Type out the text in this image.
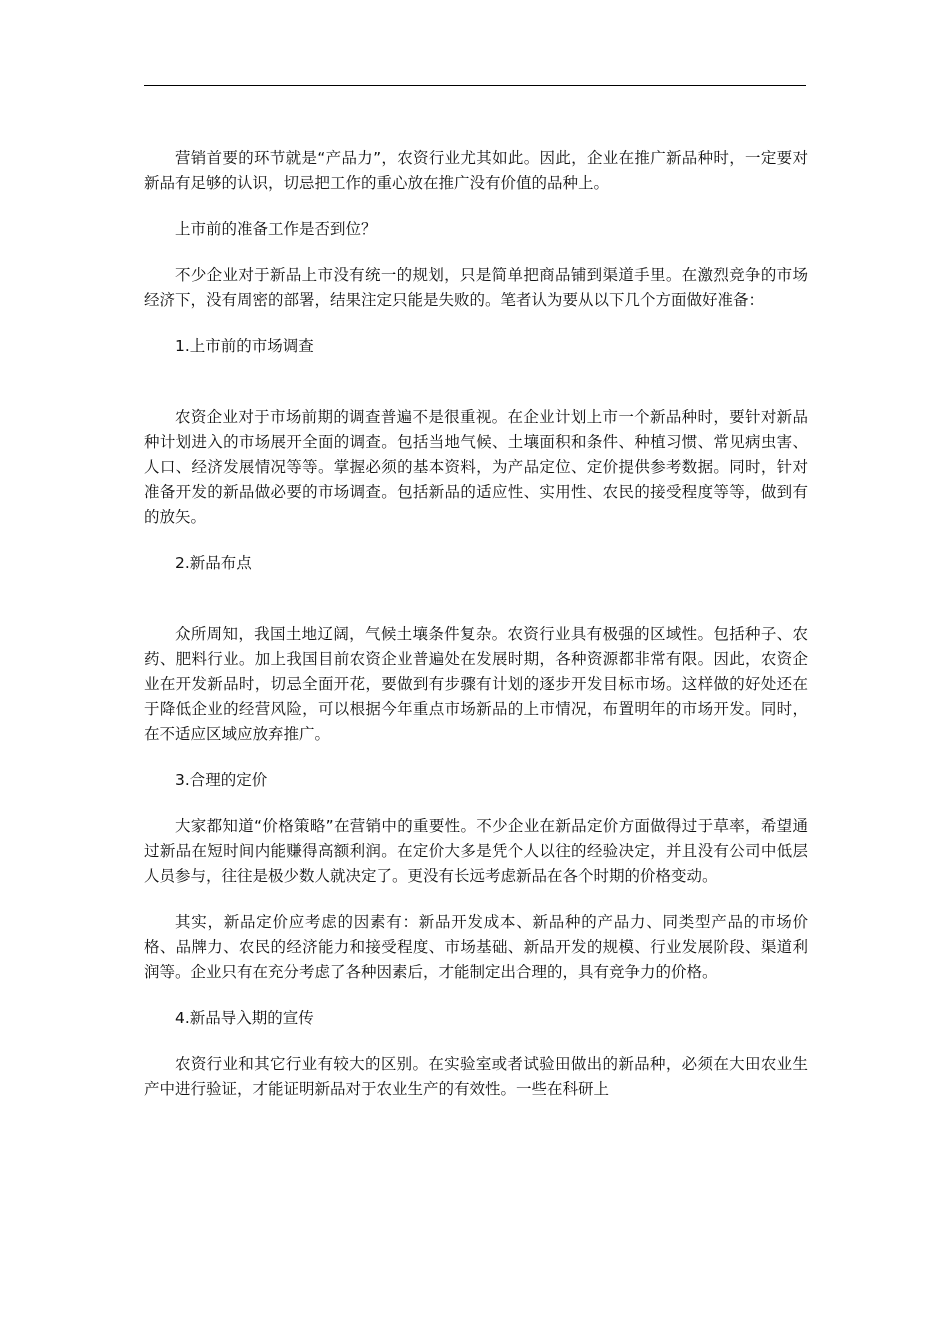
营销首要的环节就是“产品力”，农资行业尤其如此。因此，企业在推广新品种时，一定要对新品有足够的认识，切忌把工作的重心放在推广没有价值的品种上。

上市前的准备工作是否到位？

不少企业对于新品上市没有统一的规划，只是简单把商品铺到渠道手里。在激烈竞争的市场经济下，没有周密的部署，结果注定只能是失败的。笔者认为要从以下几个方面做好准备：

1.上市前的市场调查

农资企业对于市场前期的调查普遍不是很重视。在企业计划上市一个新品种时，要针对新品种计划进入的市场展开全面的调查。包括当地气候、土壤面积和条件、种植习惯、常见病虫害、人口、经济发展情况等等。掌握必须的基本资料，为产品定位、定价提供参考数据。同时，针对准备开发的新品做必要的市场调查。包括新品的适应性、实用性、农民的接受程度等等，做到有的放矢。

2.新品布点

众所周知，我国土地辽阔，气候土壤条件复杂。农资行业具有极强的区域性。包括种子、农药、肥料行业。加上我国目前农资企业普遍处在发展时期，各种资源都非常有限。因此，农资企业在开发新品时，切忌全面开花，要做到有步骤有计划的逐步开发目标市场。这样做的好处还在于降低企业的经营风险，可以根据今年重点市场新品的上市情况，布置明年的市场开发。同时，在不适应区域应放弃推广。

3.合理的定价

大家都知道“价格策略”在营销中的重要性。不少企业在新品定价方面做得过于草率，希望通过新品在短时间内能赚得高额利润。在定价大多是凭个人以往的经验决定，并且没有公司中低层人员参与，往往是极少数人就决定了。更没有长远考虑新品在各个时期的价格变动。

其实，新品定价应考虑的因素有：新品开发成本、新品种的产品力、同类型产品的市场价格、品牌力、农民的经济能力和接受程度、市场基础、新品开发的规模、行业发展阶段、渠道利润等。企业只有在充分考虑了各种因素后，才能制定出合理的，具有竞争力的价格。

4.新品导入期的宣传

农资行业和其它行业有较大的区别。在实验室或者试验田做出的新品种，必须在大田农业生产中进行验证，才能证明新品对于农业生产的有效性。一些在科研上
^^^^^^^^^^^^^^^^
Exercise description: Write out the entries again, exactly as given, skipping any images.

Result of this exercise:
Type out the text in this image.
营销首要的环节就是“产品力”，农资行业尤其如此。因此，企业在推广新品种时，一定要对新品有足够的认识，切忌把工作的重心放在推广没有价值的品种上。

上市前的准备工作是否到位？

不少企业对于新品上市没有统一的规划，只是简单把商品铺到渠道手里。在激烈竞争的市场经济下，没有周密的部署，结果注定只能是失败的。笔者认为要从以下几个方面做好准备：

1.上市前的市场调查

农资企业对于市场前期的调查普遍不是很重视。在企业计划上市一个新品种时，要针对新品种计划进入的市场展开全面的调查。包括当地气候、土壤面积和条件、种植习惯、常见病虫害、人口、经济发展情况等等。掌握必须的基本资料，为产品定位、定价提供参考数据。同时，针对准备开发的新品做必要的市场调查。包括新品的适应性、实用性、农民的接受程度等等，做到有的放矢。

2.新品布点

众所周知，我国土地辽阔，气候土壤条件复杂。农资行业具有极强的区域性。包括种子、农药、肥料行业。加上我国目前农资企业普遍处在发展时期，各种资源都非常有限。因此，农资企业在开发新品时，切忌全面开花，要做到有步骤有计划的逐步开发目标市场。这样做的好处还在于降低企业的经营风险，可以根据今年重点市场新品的上市情况，布置明年的市场开发。同时，在不适应区域应放弃推广。

3.合理的定价

大家都知道“价格策略”在营销中的重要性。不少企业在新品定价方面做得过于草率，希望通过新品在短时间内能赚得高额利润。在定价大多是凭个人以往的经验决定，并且没有公司中低层人员参与，往往是极少数人就决定了。更没有长远考虑新品在各个时期的价格变动。

其实，新品定价应考虑的因素有：新品开发成本、新品种的产品力、同类型产品的市场价格、品牌力、农民的经济能力和接受程度、市场基础、新品开发的规模、行业发展阶段、渠道利润等。企业只有在充分考虑了各种因素后，才能制定出合理的，具有竞争力的价格。

4.新品导入期的宣传

农资行业和其它行业有较大的区别。在实验室或者试验田做出的新品种，必须在大田农业生产中进行验证，才能证明新品对于农业生产的有效性。一些在科研上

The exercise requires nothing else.